- _GIVEN TEXT_:
········
The EchoClient is similar to GreetClient, so we can duplicate the code. We’re separating them for clarity.
In a different test class, we’ll create a test to show that multiple requests to the EchoServer will be served without the server closing the socket. This is true as long as we’re sending requests from the same client.
Dealing with multiple clients is a different case, which we’ll see in a subsequent section.
Now let’s create a setup method to initiate a connection with the server:
@Before
public void setup() {
client = new EchoClient();
client.startConnection("127.0.0.1", 4444);
}
We’ll also create a tearDown method to release all our resources. This is best practice for every case where we use network resources:
@After
public void tearDown() {
client.stopConnection();
}
Then we’ll test our echo server with a few requests:
@Test
public void givenClient_whenServerEchosMessage_thenCorrect() {
String resp1 = client.sendMessage("hello");
String resp2 = client.sendMessage("world");
String resp3 = client.sendMessage("!");
String resp4 = client.sendMessage(".");
assertEquals("hello", resp1);
assertEquals("world", resp2);
assertEquals("!", resp3);
assertEquals("good bye", resp4);
}
This is an improvement over the initial example, where we’d only communicate once before the server closed our connection. Now we send a termination signal to tell the server when we’re done with the session.
6. Server With Multiple Clients
As much as the previous example was an improvement over the first one, it’s still not a great solution. A server must have the capacity to service many clients and many requests simultaneously.
Handling multiple clients is what we’re going to cover in this section.
Another feature we’ll see here is that the same client could disconnect and reconnect again, without getting a connection refused exception or a connection reset on the server. We weren’t previously able to do this.
This means that our server is going to be more robust and resilient across multiple requests from multiple clients.
We’ll do this by creating a new socket for every new client and service that client’s request on a different thread. The number of clients being served simultaneously will equal the number of threads running.
The main thread will be running a while loop as it listens for new connections.
Now let’s see this in action. We’ll create another server called EchoMultiServer.java. Inside it, we’ll create a handler thread class to manage each client’s communications on its socket:
public class EchoMultiServer {
private ServerSocket serverSocket;
public void start(int port) {
serverSocket = new ServerSocket(port);
while (true)
········
- _EXCERPTED RECORDS_:
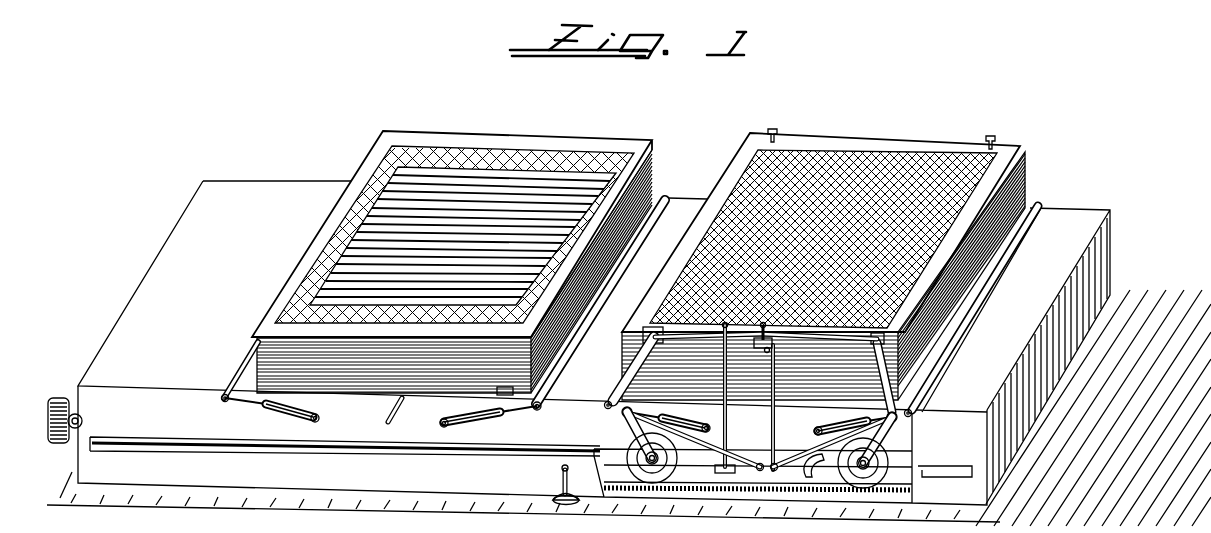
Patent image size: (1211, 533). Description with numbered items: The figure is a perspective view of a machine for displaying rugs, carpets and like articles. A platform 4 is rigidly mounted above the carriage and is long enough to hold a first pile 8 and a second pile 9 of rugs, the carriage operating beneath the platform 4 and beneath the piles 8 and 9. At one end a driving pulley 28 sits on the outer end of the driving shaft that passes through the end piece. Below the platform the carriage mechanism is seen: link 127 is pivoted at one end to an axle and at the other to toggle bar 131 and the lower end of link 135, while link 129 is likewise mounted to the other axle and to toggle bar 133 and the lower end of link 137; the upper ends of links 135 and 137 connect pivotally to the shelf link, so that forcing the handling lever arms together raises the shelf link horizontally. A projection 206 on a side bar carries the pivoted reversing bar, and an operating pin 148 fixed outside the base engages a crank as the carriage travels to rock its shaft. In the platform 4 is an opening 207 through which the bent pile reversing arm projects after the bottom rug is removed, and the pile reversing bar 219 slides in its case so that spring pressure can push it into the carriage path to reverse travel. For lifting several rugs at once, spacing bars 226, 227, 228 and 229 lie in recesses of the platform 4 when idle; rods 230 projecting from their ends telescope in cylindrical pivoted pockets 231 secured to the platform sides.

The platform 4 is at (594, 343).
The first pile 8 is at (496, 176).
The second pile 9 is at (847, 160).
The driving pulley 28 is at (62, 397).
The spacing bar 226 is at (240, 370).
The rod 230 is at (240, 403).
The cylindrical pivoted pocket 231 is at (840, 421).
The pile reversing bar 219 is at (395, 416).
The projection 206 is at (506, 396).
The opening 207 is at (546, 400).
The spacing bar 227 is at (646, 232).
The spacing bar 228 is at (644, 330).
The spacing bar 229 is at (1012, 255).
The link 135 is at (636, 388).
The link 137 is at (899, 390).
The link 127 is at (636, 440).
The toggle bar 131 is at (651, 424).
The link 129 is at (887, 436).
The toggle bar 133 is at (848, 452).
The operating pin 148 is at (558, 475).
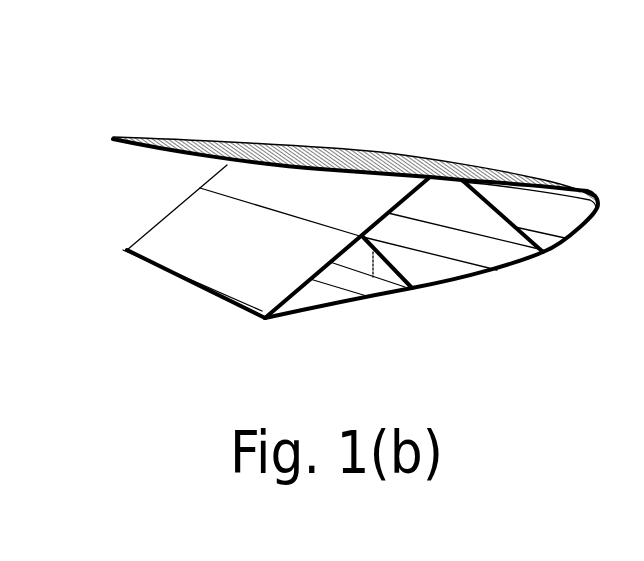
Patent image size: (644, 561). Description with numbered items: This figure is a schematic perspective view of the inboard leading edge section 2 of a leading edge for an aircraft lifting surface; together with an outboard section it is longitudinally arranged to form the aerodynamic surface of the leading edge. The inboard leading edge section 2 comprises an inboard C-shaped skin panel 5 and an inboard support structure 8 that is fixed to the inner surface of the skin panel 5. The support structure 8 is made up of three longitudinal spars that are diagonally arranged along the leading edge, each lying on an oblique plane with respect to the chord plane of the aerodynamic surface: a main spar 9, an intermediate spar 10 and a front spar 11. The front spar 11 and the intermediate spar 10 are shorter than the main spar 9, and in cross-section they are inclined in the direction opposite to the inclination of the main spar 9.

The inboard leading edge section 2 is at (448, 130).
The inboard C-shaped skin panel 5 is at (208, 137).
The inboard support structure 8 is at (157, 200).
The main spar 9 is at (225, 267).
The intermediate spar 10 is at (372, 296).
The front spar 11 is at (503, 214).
········
- _PROBLEM 1_:
Reproduce the Java socket tutorial from "Another feature we’ll" up to and including "to do this.", swapping "reconnect" for "rejoin".
- _PROBLEM 2_:
Extend the Java socket tutorial, picking up after its final line.

- _FINAL RESULT 1_:
Another feature we’ll see here is that the same client could disconnect and rejoin again, without getting a connection refused exception or a connection reset on the server. We weren’t previously able to do this.

- _FINAL RESULT 2_:
new EchoClientHandler(serverSocket.accept()).start();
}
public void stop() {
serverSocket.close();
}
private static class EchoClientHandler extends Thread {
private Socket clientSocket;
private PrintWriter out;
private BufferedReader in;
public EchoClientHandler(Socket socket) {
this.clientSocket = socket;
}
public void run() {
out = new PrintWriter(clientSocket.getOutputStream(), true);
in = new BufferedReader(
new InputStreamReader(clientSocket.getInputStream()));
String inputLine;
while ((inputLine = in.readLine()) != null) {
if (".".equals(inputLine)) {
out.println("bye");
break;
}
out.println(inputLine);
}
in.close();
out.close();
clientSocket.close();
}
}
Notice that we now call accept inside a while loop. Every time the while loop is executed, it blocks on the accept call until a new client connects. Then the handler thread, EchoClientHandler, is created for this client.
What happens inside the thread is the same as the EchoServer, where we handled only a single client. The EchoMultiServer delegates this work to EchoClientHandler so that it can keep listening for more clients in the while loop.
We’ll still use EchoClient to test the server. This time, we’ll create multiple clients each sending and receiving multiple messages from the server.
Let’s start our server using its main method on port 5555.
For clarity, we’ll still put tests in a new suite:
@Test
public void givenClient1_whenServerResponds_thenCorrect() {
EchoClient client1 = new EchoClient();
client1.startConnection("127.0.0.1", 5555);
String msg1 = client1.sendMessage("hello");
String msg2 = client1.sendMessage("world");
String terminate = client1.sendMessage(".");
assertEquals(msg1, "hello");
assertEquals(msg2, "world");
assertEquals(terminate, "bye");
}
@Test
public void givenClient2_whenServerResponds_thenCorrect() {
EchoClient client2 = new EchoClient();
client2.startConnection("127.0.0.1", 5555);
String msg1 = client2.sendMessage("hello");
String msg2 = client2.sendMessage("world");
String terminate = client2.sendMessage(".");
assertEquals(msg1, "hello");
assertEquals(msg2, "world");
assertEquals(terminate, "bye");
}
We could create as many of these test cases as we please, each spawning a new client, and the server will serve them all.
7. Conclusion
In this article, we focused on an introduction to sockets programming over TCP/IP, and wrote a simple Client/Server application in Java.
The full source code for this article can be found in the GitHub project.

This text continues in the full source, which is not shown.